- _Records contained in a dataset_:
------------

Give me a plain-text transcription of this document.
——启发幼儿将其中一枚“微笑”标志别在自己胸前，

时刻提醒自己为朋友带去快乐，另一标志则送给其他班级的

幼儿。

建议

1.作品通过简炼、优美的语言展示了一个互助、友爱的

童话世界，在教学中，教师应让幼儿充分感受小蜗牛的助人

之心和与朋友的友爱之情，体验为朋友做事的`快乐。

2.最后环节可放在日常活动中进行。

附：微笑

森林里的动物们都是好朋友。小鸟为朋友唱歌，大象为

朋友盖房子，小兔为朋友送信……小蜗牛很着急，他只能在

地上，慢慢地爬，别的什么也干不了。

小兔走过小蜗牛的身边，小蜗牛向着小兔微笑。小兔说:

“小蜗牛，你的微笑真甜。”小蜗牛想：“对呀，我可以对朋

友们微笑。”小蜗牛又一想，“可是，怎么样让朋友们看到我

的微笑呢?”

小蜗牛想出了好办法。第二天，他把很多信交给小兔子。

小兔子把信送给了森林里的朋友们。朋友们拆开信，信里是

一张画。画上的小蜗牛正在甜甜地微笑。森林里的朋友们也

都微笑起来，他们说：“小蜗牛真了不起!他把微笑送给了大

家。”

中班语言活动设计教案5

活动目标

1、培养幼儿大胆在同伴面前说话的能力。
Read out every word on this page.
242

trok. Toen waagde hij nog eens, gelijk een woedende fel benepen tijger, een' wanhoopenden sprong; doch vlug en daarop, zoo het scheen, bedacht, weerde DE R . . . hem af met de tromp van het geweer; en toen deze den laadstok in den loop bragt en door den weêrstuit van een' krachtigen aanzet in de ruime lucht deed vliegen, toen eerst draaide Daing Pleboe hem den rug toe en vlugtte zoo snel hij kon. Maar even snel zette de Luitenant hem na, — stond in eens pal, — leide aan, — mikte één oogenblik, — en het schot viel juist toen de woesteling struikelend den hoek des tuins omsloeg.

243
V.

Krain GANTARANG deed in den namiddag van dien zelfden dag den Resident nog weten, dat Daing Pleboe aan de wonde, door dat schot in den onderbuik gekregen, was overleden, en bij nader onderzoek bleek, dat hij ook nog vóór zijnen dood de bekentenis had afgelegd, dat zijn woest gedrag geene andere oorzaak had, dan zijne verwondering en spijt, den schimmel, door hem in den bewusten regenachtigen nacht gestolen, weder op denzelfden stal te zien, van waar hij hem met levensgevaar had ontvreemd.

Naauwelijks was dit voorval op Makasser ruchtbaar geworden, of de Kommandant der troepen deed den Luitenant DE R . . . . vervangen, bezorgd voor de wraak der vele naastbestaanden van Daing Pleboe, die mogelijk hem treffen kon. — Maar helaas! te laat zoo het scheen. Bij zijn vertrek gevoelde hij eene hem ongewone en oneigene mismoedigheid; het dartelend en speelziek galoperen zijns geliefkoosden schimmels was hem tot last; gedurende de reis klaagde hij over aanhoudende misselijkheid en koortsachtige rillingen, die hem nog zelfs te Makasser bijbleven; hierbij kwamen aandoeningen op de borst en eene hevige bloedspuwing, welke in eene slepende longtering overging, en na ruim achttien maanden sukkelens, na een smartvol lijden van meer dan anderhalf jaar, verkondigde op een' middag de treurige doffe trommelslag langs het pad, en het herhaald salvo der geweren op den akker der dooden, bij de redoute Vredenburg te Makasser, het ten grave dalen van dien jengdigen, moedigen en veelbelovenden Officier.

------------

- _Task directions_:
Please quote every record above exactly as it appears.

- _Solution to this exercise_:
Give me a plain-text transcription of this document.
——启发幼儿将其中一枚“微笑”标志别在自己胸前，

时刻提醒自己为朋友带去快乐，另一标志则送给其他班级的

幼儿。

建议

1.作品通过简炼、优美的语言展示了一个互助、友爱的

童话世界，在教学中，教师应让幼儿充分感受小蜗牛的助人

之心和与朋友的友爱之情，体验为朋友做事的`快乐。

2.最后环节可放在日常活动中进行。

附：微笑

森林里的动物们都是好朋友。小鸟为朋友唱歌，大象为

朋友盖房子，小兔为朋友送信……小蜗牛很着急，他只能在

地上，慢慢地爬，别的什么也干不了。

小兔走过小蜗牛的身边，小蜗牛向着小兔微笑。小兔说:

“小蜗牛，你的微笑真甜。”小蜗牛想：“对呀，我可以对朋

友们微笑。”小蜗牛又一想，“可是，怎么样让朋友们看到我

的微笑呢?”

小蜗牛想出了好办法。第二天，他把很多信交给小兔子。

小兔子把信送给了森林里的朋友们。朋友们拆开信，信里是

一张画。画上的小蜗牛正在甜甜地微笑。森林里的朋友们也

都微笑起来，他们说：“小蜗牛真了不起!他把微笑送给了大

家。”

中班语言活动设计教案5

活动目标

1、培养幼儿大胆在同伴面前说话的能力。
Read out every word on this page.
242

trok. Toen waagde hij nog eens, gelijk een woedende fel benepen tijger, een' wanhoopenden sprong; doch vlug en daarop, zoo het scheen, bedacht, weerde DE R . . . hem af met de tromp van het geweer; en toen deze den laadstok in den loop bragt en door den weêrstuit van een' krachtigen aanzet in de ruime lucht deed vliegen, toen eerst draaide Daing Pleboe hem den rug toe en vlugtte zoo snel hij kon. Maar even snel zette de Luitenant hem na, — stond in eens pal, — leide aan, — mikte één oogenblik, — en het schot viel juist toen de woesteling struikelend den hoek des tuins omsloeg.

243
V.

Krain GANTARANG deed in den namiddag van dien zelfden dag den Resident nog weten, dat Daing Pleboe aan de wonde, door dat schot in den onderbuik gekregen, was overleden, en bij nader onderzoek bleek, dat hij ook nog vóór zijnen dood de bekentenis had afgelegd, dat zijn woest gedrag geene andere oorzaak had, dan zijne verwondering en spijt, den schimmel, door hem in den bewusten regenachtigen nacht gestolen, weder op denzelfden stal te zien, van waar hij hem met levensgevaar had ontvreemd.

Naauwelijks was dit voorval op Makasser ruchtbaar geworden, of de Kommandant der troepen deed den Luitenant DE R . . . . vervangen, bezorgd voor de wraak der vele naastbestaanden van Daing Pleboe, die mogelijk hem treffen kon. — Maar helaas! te laat zoo het scheen. Bij zijn vertrek gevoelde hij eene hem ongewone en oneigene mismoedigheid; het dartelend en speelziek galoperen zijns geliefkoosden schimmels was hem tot last; gedurende de reis klaagde hij over aanhoudende misselijkheid en koortsachtige rillingen, die hem nog zelfs te Makasser bijbleven; hierbij kwamen aandoeningen op de borst en eene hevige bloedspuwing, welke in eene slepende longtering overging, en na ruim achttien maanden sukkelens, na een smartvol lijden van meer dan anderhalf jaar, verkondigde op een' middag de treurige doffe trommelslag langs het pad, en het herhaald salvo der geweren op den akker der dooden, bij de redoute Vredenburg te Makasser, het ten grave dalen van dien jengdigen, moedigen en veelbelovenden Officier.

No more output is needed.